■ WHAT IS REQUIRED: Wherever a line below holds the word "news", copy that line.

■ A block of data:
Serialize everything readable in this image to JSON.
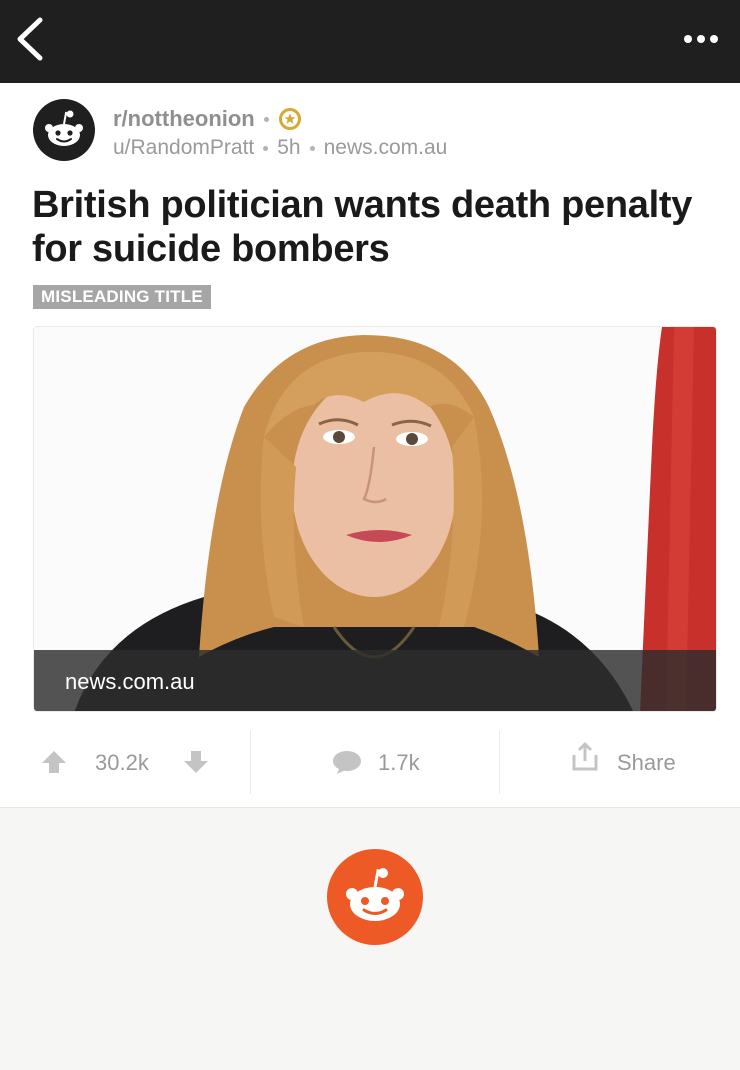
{
  "header": {
    "back_icon": "chevron-left-icon",
    "more_icon": "more-horizontal-icon",
    "background": "#1f1f1f"
  },
  "post": {
    "subreddit": "r/nottheonion",
    "author": "u/RandomPratt",
    "age": "5h",
    "domain": "news.com.au",
    "title": "British politician wants death penalty for suicide bombers",
    "flair": "MISLEADING TITLE",
    "thumbnail_caption": "news.com.au",
    "awards": [
      "gold-award-icon"
    ]
  },
  "actions": {
    "score": "30.2k",
    "comments": "1.7k",
    "share_label": "Share"
  },
  "colors": {
    "accent_orange": "#ee5a26",
    "gold": "#d6a834",
    "text_muted": "#9a9a9a",
    "flair_bg": "#a6a6a6"
  }
}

■ SOLUTION BELOW:
    "domain": "news.com.au",
    "thumbnail_caption": "news.com.au",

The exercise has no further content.